**Aim:** The entries below should be given again exactly, minus their pictures.

[start of Records provided]

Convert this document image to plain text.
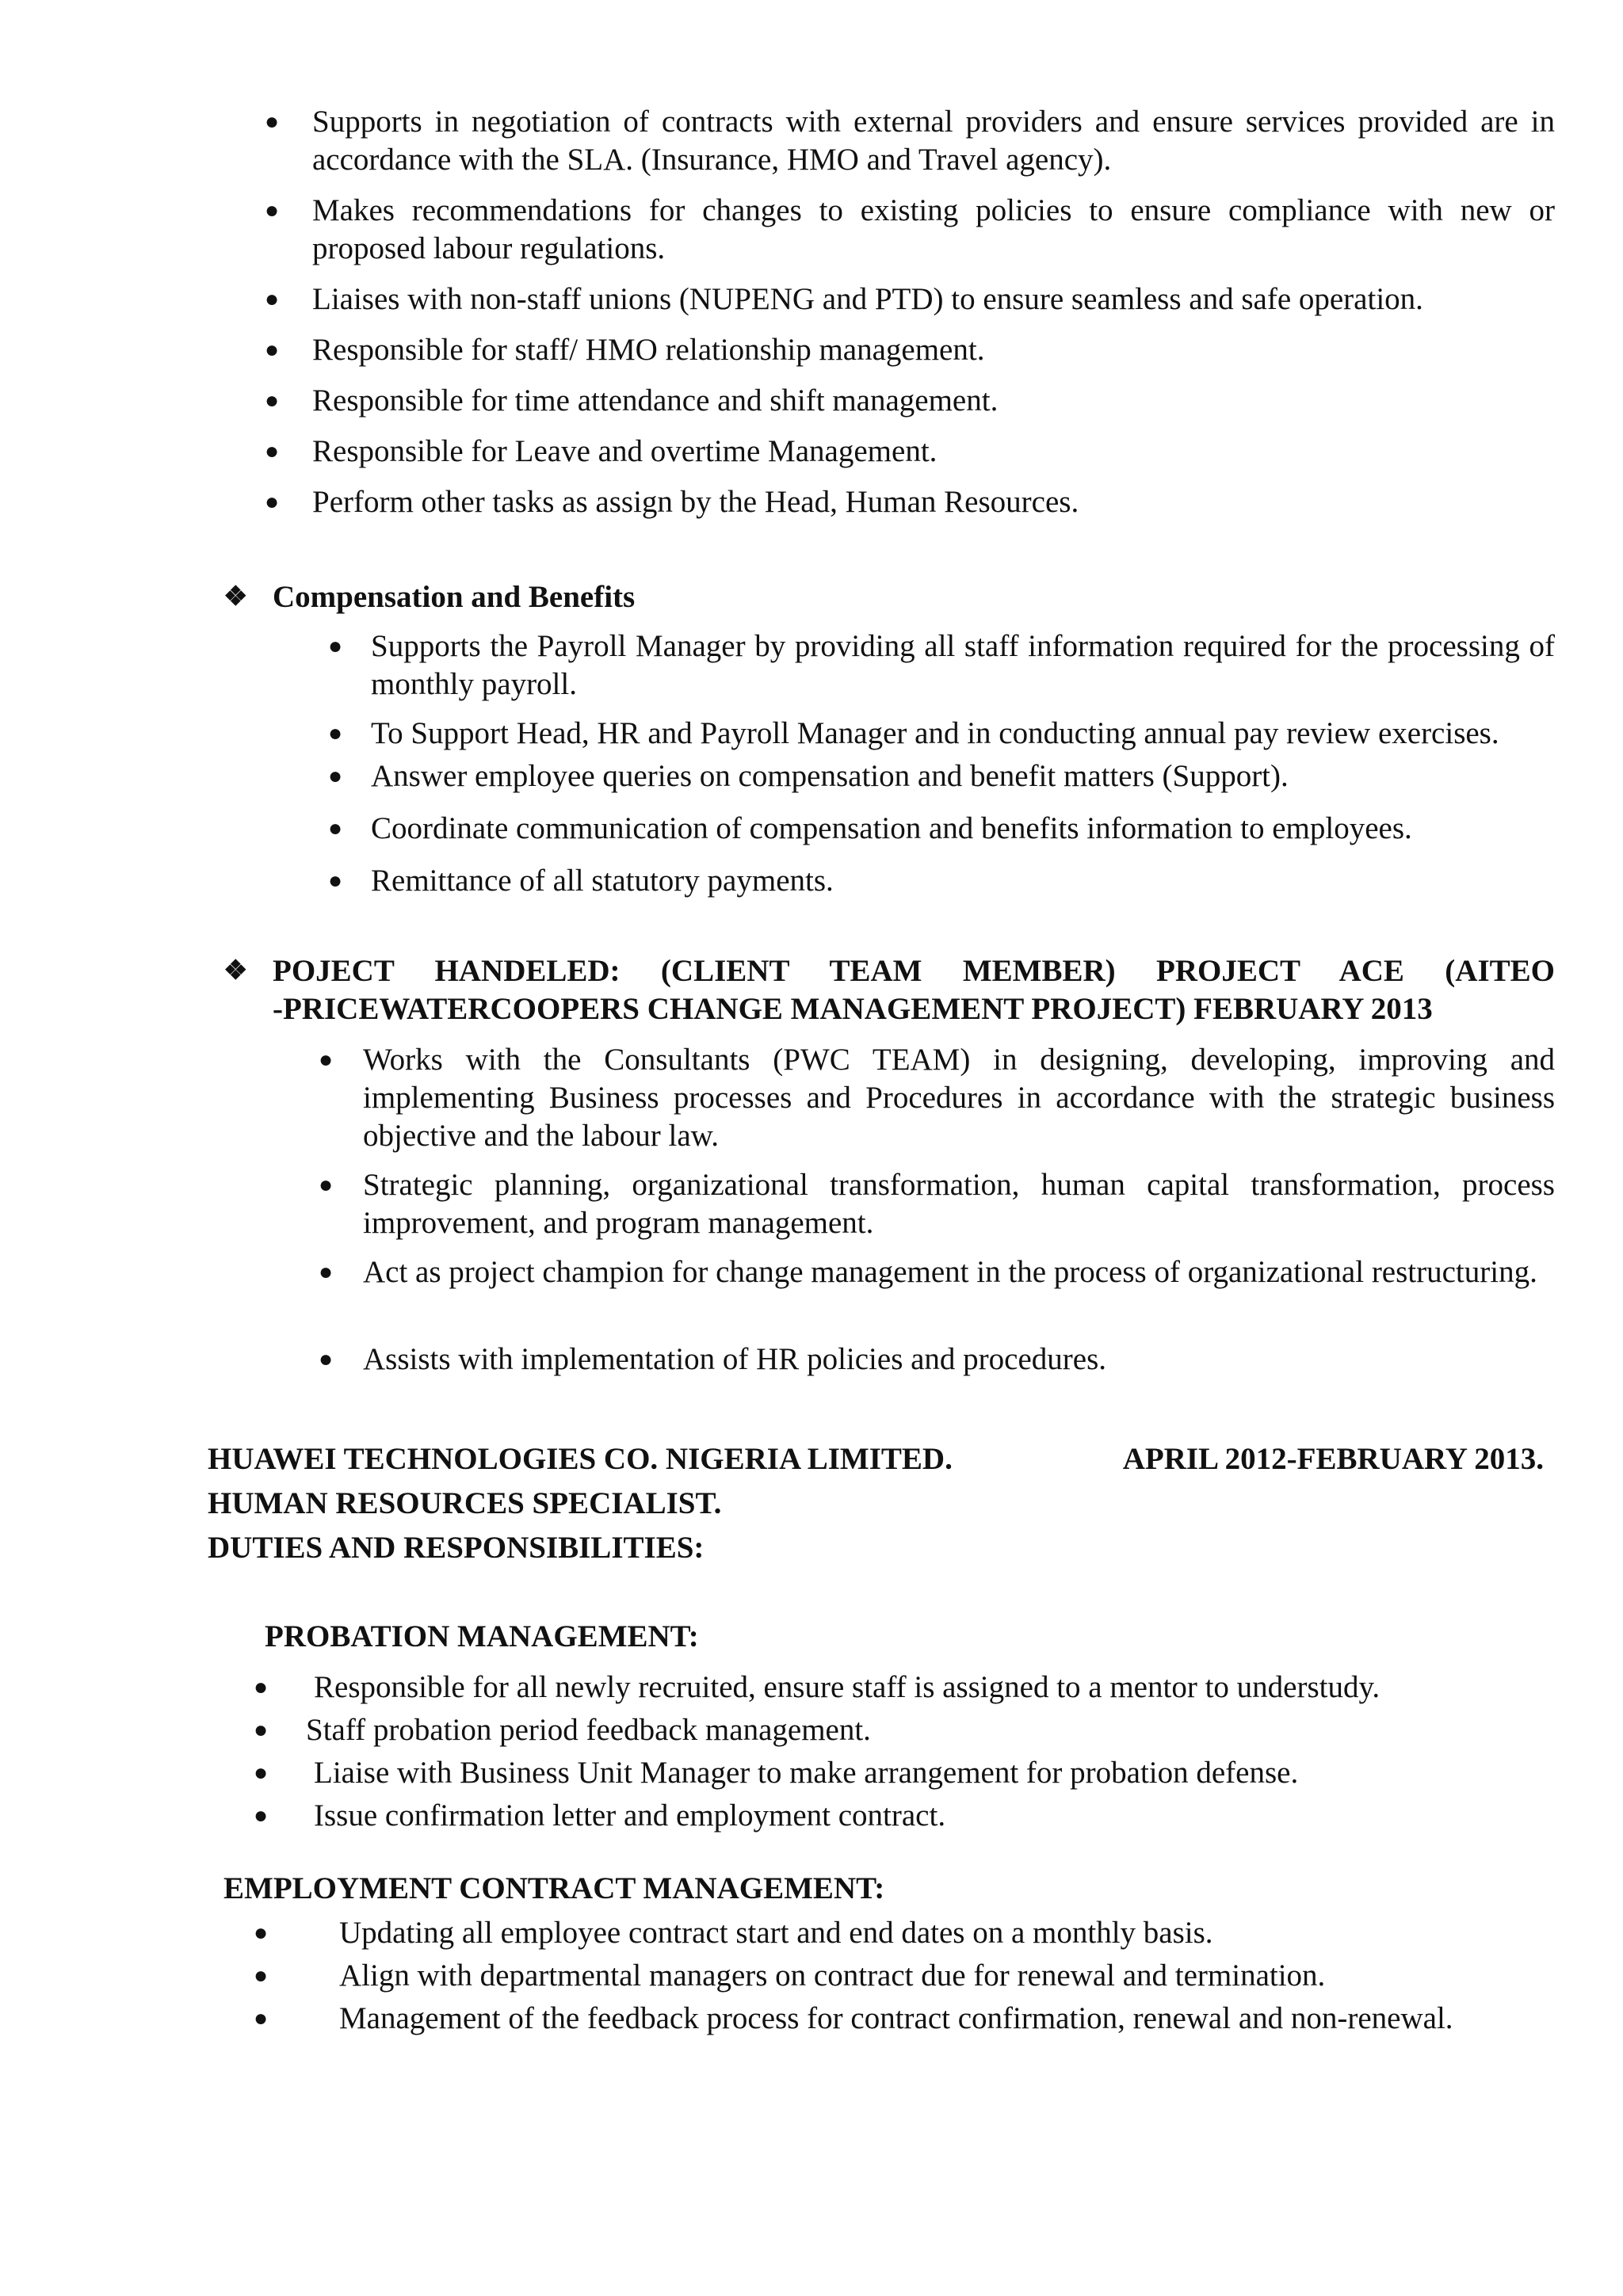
● Supports in negotiation of contracts with external providers and ensure services provided are in accordance with the SLA. (Insurance, HMO and Travel agency).
● Makes recommendations for changes to existing policies to ensure compliance with new or proposed labour regulations.
● Liaises with non-staff unions (NUPENG and PTD) to ensure seamless and safe operation.
● Responsible for staff/ HMO relationship management.
● Responsible for time attendance and shift management.
● Responsible for Leave and overtime Management.
● Perform other tasks as assign by the Head, Human Resources.
❖ Compensation and Benefits
● Supports the Payroll Manager by providing all staff information required for the processing of monthly payroll.
● To Support Head, HR and Payroll Manager and in conducting annual pay review exercises.
● Answer employee queries on compensation and benefit matters (Support).
● Coordinate communication of compensation and benefits information to employees.
● Remittance of all statutory payments.
❖ POJECT HANDELED: (CLIENT TEAM MEMBER) PROJECT ACE (AITEO
-PRICEWATERCOOPERS CHANGE MANAGEMENT PROJECT) FEBRUARY 2013
● Works with the Consultants (PWC TEAM) in designing, developing, improving and implementing Business processes and Procedures in accordance with the strategic business objective and the labour law.
● Strategic planning, organizational transformation, human capital transformation, process improvement, and program management.
● Act as project champion for change management in the process of organizational restructuring.
● Assists with implementation of HR policies and procedures.
HUAWEI TECHNOLOGIES CO. NIGERIA LIMITED.	APRIL 2012-FEBRUARY 2013.
HUMAN RESOURCES SPECIALIST.
DUTIES AND RESPONSIBILITIES:
PROBATION MANAGEMENT:
● Responsible for all newly recruited, ensure staff is assigned to a mentor to understudy.
● Staff probation period feedback management.
● Liaise with Business Unit Manager to make arrangement for probation defense.
● Issue confirmation letter and employment contract.
EMPLOYMENT CONTRACT MANAGEMENT:
● Updating all employee contract start and end dates on a monthly basis.
● Align with departmental managers on contract due for renewal and termination.
● Management of the feedback process for contract confirmation, renewal and non-renewal.
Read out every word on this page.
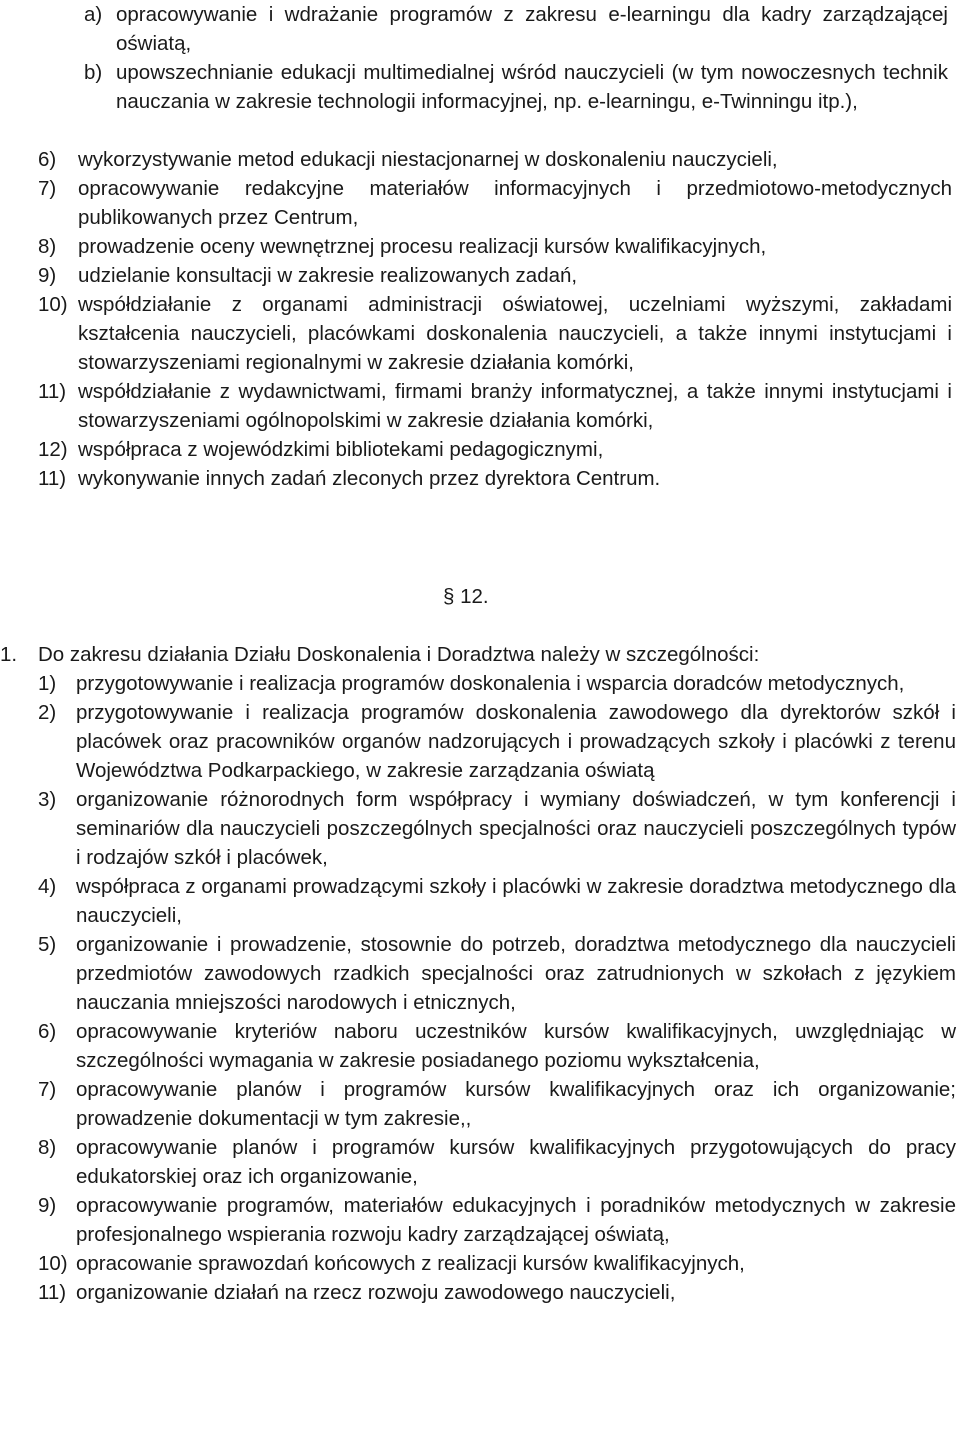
a) opracowywanie i wdrażanie programów z zakresu e-learningu dla kadry zarządzającej oświatą,
b) upowszechnianie edukacji multimedialnej wśród nauczycieli (w tym nowoczesnych technik nauczania w zakresie technologii informacyjnej, np. e-learningu, e-Twinningu itp.),
6)	wykorzystywanie metod edukacji niestacjonarnej w doskonaleniu nauczycieli,
7)	opracowywanie redakcyjne materiałów informacyjnych i przedmiotowo-metodycznych publikowanych przez Centrum,
8)	prowadzenie oceny wewnętrznej procesu realizacji kursów kwalifikacyjnych,
9)	udzielanie konsultacji w zakresie realizowanych zadań,
10) współdziałanie z organami administracji oświatowej, uczelniami wyższymi, zakładami kształcenia nauczycieli, placówkami doskonalenia nauczycieli, a także innymi instytucjami i stowarzyszeniami regionalnymi w zakresie działania komórki,
11) współdziałanie z wydawnictwami, firmami branży informatycznej, a także innymi instytucjami i stowarzyszeniami ogólnopolskimi w zakresie działania komórki,
12) współpraca z wojewódzkimi bibliotekami pedagogicznymi,
11) wykonywanie innych zadań zleconych przez dyrektora Centrum.
§ 12.
1.	Do zakresu działania Działu Doskonalenia i Doradztwa należy w szczególności:
1) przygotowywanie i realizacja programów doskonalenia i wsparcia doradców metodycznych,
2) przygotowywanie i realizacja programów doskonalenia zawodowego dla dyrektorów szkół i placówek oraz pracowników organów nadzorujących i prowadzących szkoły i placówki z terenu Województwa Podkarpackiego, w zakresie zarządzania oświatą
3) organizowanie różnorodnych form współpracy i wymiany doświadczeń, w tym konferencji i seminariów dla nauczycieli poszczególnych specjalności oraz nauczycieli poszczególnych typów i rodzajów szkół i placówek,
4) współpraca z organami prowadzącymi szkoły i placówki w zakresie doradztwa metodycznego dla nauczycieli,
5) organizowanie i prowadzenie, stosownie do potrzeb, doradztwa metodycznego dla nauczycieli przedmiotów zawodowych rzadkich specjalności oraz zatrudnionych w szkołach z językiem nauczania mniejszości narodowych i etnicznych,
6) opracowywanie kryteriów naboru uczestników kursów kwalifikacyjnych, uwzględniając w szczególności wymagania w zakresie posiadanego poziomu wykształcenia,
7) opracowywanie planów i programów kursów kwalifikacyjnych oraz ich organizowanie; prowadzenie dokumentacji w tym zakresie,,
8) opracowywanie planów i programów kursów kwalifikacyjnych przygotowujących do pracy edukatorskiej oraz ich organizowanie,
9) opracowywanie programów, materiałów edukacyjnych i poradników metodycznych w zakresie profesjonalnego wspierania rozwoju kadry zarządzającej oświatą,
10) opracowanie sprawozdań końcowych z realizacji kursów kwalifikacyjnych,
11) organizowanie działań na rzecz rozwoju zawodowego nauczycieli,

[end of Records provided]

**Answer to the exercise:**
Convert this document image to plain text.
● Supports in negotiation of contracts with external providers and ensure services provided are in accordance with the SLA. (Insurance, HMO and Travel agency).
● Makes recommendations for changes to existing policies to ensure compliance with new or proposed labour regulations.
● Liaises with non-staff unions (NUPENG and PTD) to ensure seamless and safe operation.
● Responsible for staff/ HMO relationship management.
● Responsible for time attendance and shift management.
● Responsible for Leave and overtime Management.
● Perform other tasks as assign by the Head, Human Resources.
❖ Compensation and Benefits
● Supports the Payroll Manager by providing all staff information required for the processing of monthly payroll.
● To Support Head, HR and Payroll Manager and in conducting annual pay review exercises.
● Answer employee queries on compensation and benefit matters (Support).
● Coordinate communication of compensation and benefits information to employees.
● Remittance of all statutory payments.
❖ POJECT HANDELED: (CLIENT TEAM MEMBER) PROJECT ACE (AITEO
-PRICEWATERCOOPERS CHANGE MANAGEMENT PROJECT) FEBRUARY 2013
● Works with the Consultants (PWC TEAM) in designing, developing, improving and implementing Business processes and Procedures in accordance with the strategic business objective and the labour law.
● Strategic planning, organizational transformation, human capital transformation, process improvement, and program management.
● Act as project champion for change management in the process of organizational restructuring.
● Assists with implementation of HR policies and procedures.
HUAWEI TECHNOLOGIES CO. NIGERIA LIMITED.	APRIL 2012-FEBRUARY 2013.
HUMAN RESOURCES SPECIALIST.
DUTIES AND RESPONSIBILITIES:
PROBATION MANAGEMENT:
● Responsible for all newly recruited, ensure staff is assigned to a mentor to understudy.
● Staff probation period feedback management.
● Liaise with Business Unit Manager to make arrangement for probation defense.
● Issue confirmation letter and employment contract.
EMPLOYMENT CONTRACT MANAGEMENT:
● Updating all employee contract start and end dates on a monthly basis.
● Align with departmental managers on contract due for renewal and termination.
● Management of the feedback process for contract confirmation, renewal and non-renewal.
Read out every word on this page.
a) opracowywanie i wdrażanie programów z zakresu e-learningu dla kadry zarządzającej oświatą,
b) upowszechnianie edukacji multimedialnej wśród nauczycieli (w tym nowoczesnych technik nauczania w zakresie technologii informacyjnej, np. e-learningu, e-Twinningu itp.),
6)	wykorzystywanie metod edukacji niestacjonarnej w doskonaleniu nauczycieli,
7)	opracowywanie redakcyjne materiałów informacyjnych i przedmiotowo-metodycznych publikowanych przez Centrum,
8)	prowadzenie oceny wewnętrznej procesu realizacji kursów kwalifikacyjnych,
9)	udzielanie konsultacji w zakresie realizowanych zadań,
10) współdziałanie z organami administracji oświatowej, uczelniami wyższymi, zakładami kształcenia nauczycieli, placówkami doskonalenia nauczycieli, a także innymi instytucjami i stowarzyszeniami regionalnymi w zakresie działania komórki,
11) współdziałanie z wydawnictwami, firmami branży informatycznej, a także innymi instytucjami i stowarzyszeniami ogólnopolskimi w zakresie działania komórki,
12) współpraca z wojewódzkimi bibliotekami pedagogicznymi,
11) wykonywanie innych zadań zleconych przez dyrektora Centrum.
§ 12.
1.	Do zakresu działania Działu Doskonalenia i Doradztwa należy w szczególności:
1) przygotowywanie i realizacja programów doskonalenia i wsparcia doradców metodycznych,
2) przygotowywanie i realizacja programów doskonalenia zawodowego dla dyrektorów szkół i placówek oraz pracowników organów nadzorujących i prowadzących szkoły i placówki z terenu Województwa Podkarpackiego, w zakresie zarządzania oświatą
3) organizowanie różnorodnych form współpracy i wymiany doświadczeń, w tym konferencji i seminariów dla nauczycieli poszczególnych specjalności oraz nauczycieli poszczególnych typów i rodzajów szkół i placówek,
4) współpraca z organami prowadzącymi szkoły i placówki w zakresie doradztwa metodycznego dla nauczycieli,
5) organizowanie i prowadzenie, stosownie do potrzeb, doradztwa metodycznego dla nauczycieli przedmiotów zawodowych rzadkich specjalności oraz zatrudnionych w szkołach z językiem nauczania mniejszości narodowych i etnicznych,
6) opracowywanie kryteriów naboru uczestników kursów kwalifikacyjnych, uwzględniając w szczególności wymagania w zakresie posiadanego poziomu wykształcenia,
7) opracowywanie planów i programów kursów kwalifikacyjnych oraz ich organizowanie; prowadzenie dokumentacji w tym zakresie,,
8) opracowywanie planów i programów kursów kwalifikacyjnych przygotowujących do pracy edukatorskiej oraz ich organizowanie,
9) opracowywanie programów, materiałów edukacyjnych i poradników metodycznych w zakresie profesjonalnego wspierania rozwoju kadry zarządzającej oświatą,
10) opracowanie sprawozdań końcowych z realizacji kursów kwalifikacyjnych,
11) organizowanie działań na rzecz rozwoju zawodowego nauczycieli,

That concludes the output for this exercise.